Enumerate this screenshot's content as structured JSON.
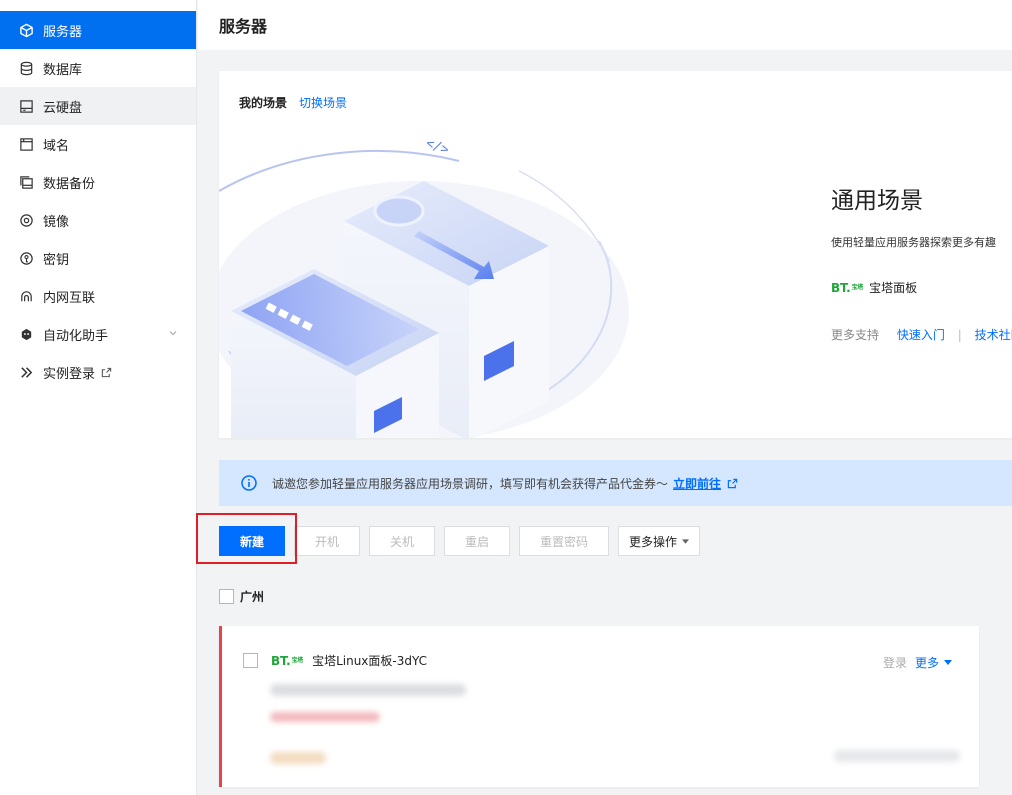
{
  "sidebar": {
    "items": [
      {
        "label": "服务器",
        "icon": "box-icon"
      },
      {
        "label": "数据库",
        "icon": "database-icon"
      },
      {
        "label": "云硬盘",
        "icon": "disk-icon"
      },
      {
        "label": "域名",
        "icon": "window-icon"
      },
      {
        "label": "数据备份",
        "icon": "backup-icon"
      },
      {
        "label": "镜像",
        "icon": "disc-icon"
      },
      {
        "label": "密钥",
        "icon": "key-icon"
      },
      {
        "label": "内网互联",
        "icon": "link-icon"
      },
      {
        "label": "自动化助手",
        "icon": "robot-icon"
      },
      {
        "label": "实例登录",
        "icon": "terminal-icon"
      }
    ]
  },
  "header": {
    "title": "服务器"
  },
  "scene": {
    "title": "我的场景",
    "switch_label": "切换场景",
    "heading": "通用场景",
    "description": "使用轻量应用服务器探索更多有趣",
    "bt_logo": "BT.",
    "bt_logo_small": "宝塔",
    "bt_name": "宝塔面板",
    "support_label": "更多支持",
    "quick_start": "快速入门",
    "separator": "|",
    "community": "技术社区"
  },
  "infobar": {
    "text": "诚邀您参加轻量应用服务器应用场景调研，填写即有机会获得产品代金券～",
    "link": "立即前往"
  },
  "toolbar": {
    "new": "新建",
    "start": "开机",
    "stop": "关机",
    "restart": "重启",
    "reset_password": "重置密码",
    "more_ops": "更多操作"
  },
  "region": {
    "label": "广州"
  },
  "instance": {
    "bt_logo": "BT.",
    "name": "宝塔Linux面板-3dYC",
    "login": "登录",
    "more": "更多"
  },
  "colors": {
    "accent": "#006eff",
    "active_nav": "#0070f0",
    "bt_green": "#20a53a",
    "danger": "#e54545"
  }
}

TASK STATEMENT - Look through the entries above. Extract each line with the word "icon".

RESULT OF THIS TASK -
        "icon": "box-icon"
        "icon": "database-icon"
        "icon": "disk-icon"
        "icon": "window-icon"
        "icon": "backup-icon"
        "icon": "disc-icon"
        "icon": "key-icon"
        "icon": "link-icon"
        "icon": "robot-icon"
        "icon": "terminal-icon"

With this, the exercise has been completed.